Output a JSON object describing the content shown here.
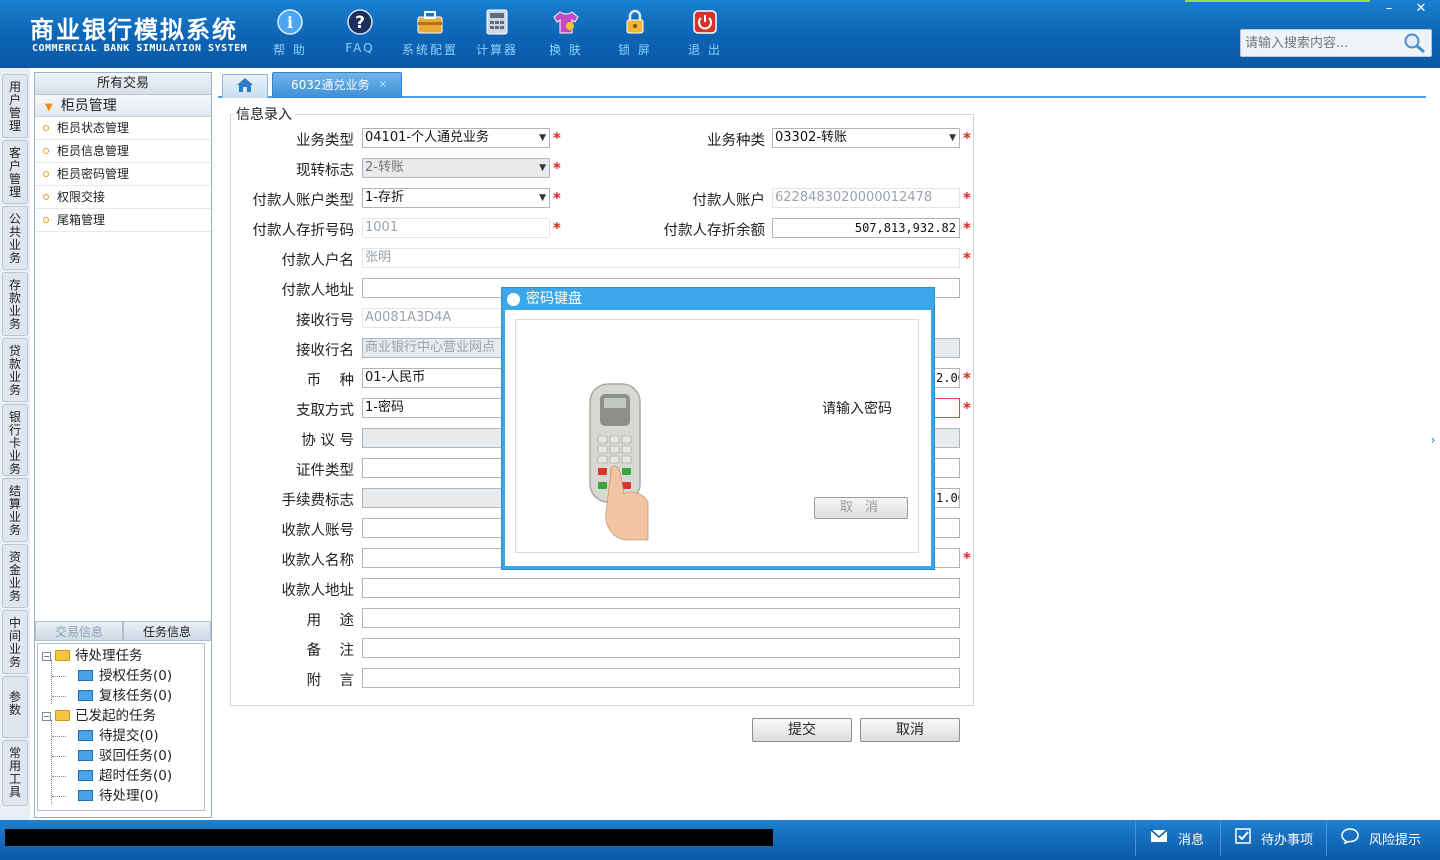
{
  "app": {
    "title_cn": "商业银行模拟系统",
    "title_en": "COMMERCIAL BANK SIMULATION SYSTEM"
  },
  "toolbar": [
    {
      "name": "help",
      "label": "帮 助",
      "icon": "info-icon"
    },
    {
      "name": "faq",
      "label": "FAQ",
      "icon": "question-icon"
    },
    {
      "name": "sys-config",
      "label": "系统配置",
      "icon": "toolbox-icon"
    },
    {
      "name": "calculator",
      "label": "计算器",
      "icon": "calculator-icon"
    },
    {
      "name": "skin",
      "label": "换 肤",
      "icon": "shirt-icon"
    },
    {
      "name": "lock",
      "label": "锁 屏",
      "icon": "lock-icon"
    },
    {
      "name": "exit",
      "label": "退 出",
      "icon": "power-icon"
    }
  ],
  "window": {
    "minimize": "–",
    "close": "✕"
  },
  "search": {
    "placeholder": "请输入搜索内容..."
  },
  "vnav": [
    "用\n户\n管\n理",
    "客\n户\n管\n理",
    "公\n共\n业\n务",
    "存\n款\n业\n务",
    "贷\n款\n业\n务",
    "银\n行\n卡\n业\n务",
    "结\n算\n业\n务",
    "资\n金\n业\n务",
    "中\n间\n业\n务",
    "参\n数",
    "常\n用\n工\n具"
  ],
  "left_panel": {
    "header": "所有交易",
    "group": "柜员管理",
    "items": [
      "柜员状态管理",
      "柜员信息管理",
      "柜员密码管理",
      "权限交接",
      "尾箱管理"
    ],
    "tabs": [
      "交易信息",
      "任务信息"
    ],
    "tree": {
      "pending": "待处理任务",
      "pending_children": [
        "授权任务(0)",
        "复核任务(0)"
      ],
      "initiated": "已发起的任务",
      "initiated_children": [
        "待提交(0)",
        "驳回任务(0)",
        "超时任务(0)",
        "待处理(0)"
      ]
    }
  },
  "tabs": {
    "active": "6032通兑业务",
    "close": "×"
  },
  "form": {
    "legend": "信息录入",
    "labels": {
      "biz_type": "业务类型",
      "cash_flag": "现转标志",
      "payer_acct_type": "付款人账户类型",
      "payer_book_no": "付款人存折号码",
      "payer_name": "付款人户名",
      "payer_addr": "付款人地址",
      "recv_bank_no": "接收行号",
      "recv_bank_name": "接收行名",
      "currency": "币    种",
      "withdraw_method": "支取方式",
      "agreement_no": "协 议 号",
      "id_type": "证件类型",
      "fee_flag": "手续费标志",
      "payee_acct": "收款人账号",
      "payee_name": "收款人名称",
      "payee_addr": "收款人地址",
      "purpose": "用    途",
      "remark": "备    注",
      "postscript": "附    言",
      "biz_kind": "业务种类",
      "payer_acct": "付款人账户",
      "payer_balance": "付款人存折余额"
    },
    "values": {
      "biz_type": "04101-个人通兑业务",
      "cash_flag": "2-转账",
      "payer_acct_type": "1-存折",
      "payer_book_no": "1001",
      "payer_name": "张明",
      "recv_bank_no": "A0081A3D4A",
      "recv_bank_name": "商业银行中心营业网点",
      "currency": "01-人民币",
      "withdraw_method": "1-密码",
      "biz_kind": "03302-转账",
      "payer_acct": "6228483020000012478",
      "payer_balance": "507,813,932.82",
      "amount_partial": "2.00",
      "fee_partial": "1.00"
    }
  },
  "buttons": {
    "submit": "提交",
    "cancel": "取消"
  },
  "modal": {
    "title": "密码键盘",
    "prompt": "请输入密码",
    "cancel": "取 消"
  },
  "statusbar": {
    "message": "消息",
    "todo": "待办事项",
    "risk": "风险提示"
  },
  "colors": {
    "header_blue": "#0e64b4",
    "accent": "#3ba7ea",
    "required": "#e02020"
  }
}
--------------------------------
● REQUIRED TASK
Copy the listing over exactly, skipping the pictures it holds.

● RESPONSE TO THE EXERCISE
Output a JSON object describing the content shown here.
{
  "app": {
    "title_cn": "商业银行模拟系统",
    "title_en": "COMMERCIAL BANK SIMULATION SYSTEM"
  },
  "toolbar": [
    {
      "name": "help",
      "label": "帮 助",
      "icon": "info-icon"
    },
    {
      "name": "faq",
      "label": "FAQ",
      "icon": "question-icon"
    },
    {
      "name": "sys-config",
      "label": "系统配置",
      "icon": "toolbox-icon"
    },
    {
      "name": "calculator",
      "label": "计算器",
      "icon": "calculator-icon"
    },
    {
      "name": "skin",
      "label": "换 肤",
      "icon": "shirt-icon"
    },
    {
      "name": "lock",
      "label": "锁 屏",
      "icon": "lock-icon"
    },
    {
      "name": "exit",
      "label": "退 出",
      "icon": "power-icon"
    }
  ],
  "window": {
    "minimize": "–",
    "close": "✕"
  },
  "search": {
    "placeholder": "请输入搜索内容..."
  },
  "vnav": [
    "用\n户\n管\n理",
    "客\n户\n管\n理",
    "公\n共\n业\n务",
    "存\n款\n业\n务",
    "贷\n款\n业\n务",
    "银\n行\n卡\n业\n务",
    "结\n算\n业\n务",
    "资\n金\n业\n务",
    "中\n间\n业\n务",
    "参\n数",
    "常\n用\n工\n具"
  ],
  "left_panel": {
    "header": "所有交易",
    "group": "柜员管理",
    "items": [
      "柜员状态管理",
      "柜员信息管理",
      "柜员密码管理",
      "权限交接",
      "尾箱管理"
    ],
    "tabs": [
      "交易信息",
      "任务信息"
    ],
    "tree": {
      "pending": "待处理任务",
      "pending_children": [
        "授权任务(0)",
        "复核任务(0)"
      ],
      "initiated": "已发起的任务",
      "initiated_children": [
        "待提交(0)",
        "驳回任务(0)",
        "超时任务(0)",
        "待处理(0)"
      ]
    }
  },
  "tabs": {
    "active": "6032通兑业务",
    "close": "×"
  },
  "form": {
    "legend": "信息录入",
    "labels": {
      "biz_type": "业务类型",
      "cash_flag": "现转标志",
      "payer_acct_type": "付款人账户类型",
      "payer_book_no": "付款人存折号码",
      "payer_name": "付款人户名",
      "payer_addr": "付款人地址",
      "recv_bank_no": "接收行号",
      "recv_bank_name": "接收行名",
      "currency": "币    种",
      "withdraw_method": "支取方式",
      "agreement_no": "协 议 号",
      "id_type": "证件类型",
      "fee_flag": "手续费标志",
      "payee_acct": "收款人账号",
      "payee_name": "收款人名称",
      "payee_addr": "收款人地址",
      "purpose": "用    途",
      "remark": "备    注",
      "postscript": "附    言",
      "biz_kind": "业务种类",
      "payer_acct": "付款人账户",
      "payer_balance": "付款人存折余额"
    },
    "values": {
      "biz_type": "04101-个人通兑业务",
      "cash_flag": "2-转账",
      "payer_acct_type": "1-存折",
      "payer_book_no": "1001",
      "payer_name": "张明",
      "recv_bank_no": "A0081A3D4A",
      "recv_bank_name": "商业银行中心营业网点",
      "currency": "01-人民币",
      "withdraw_method": "1-密码",
      "biz_kind": "03302-转账",
      "payer_acct": "6228483020000012478",
      "payer_balance": "507,813,932.82",
      "amount_partial": "2.00",
      "fee_partial": "1.00"
    }
  },
  "buttons": {
    "submit": "提交",
    "cancel": "取消"
  },
  "modal": {
    "title": "密码键盘",
    "prompt": "请输入密码",
    "cancel": "取 消"
  },
  "statusbar": {
    "message": "消息",
    "todo": "待办事项",
    "risk": "风险提示"
  },
  "colors": {
    "header_blue": "#0e64b4",
    "accent": "#3ba7ea",
    "required": "#e02020"
  }
}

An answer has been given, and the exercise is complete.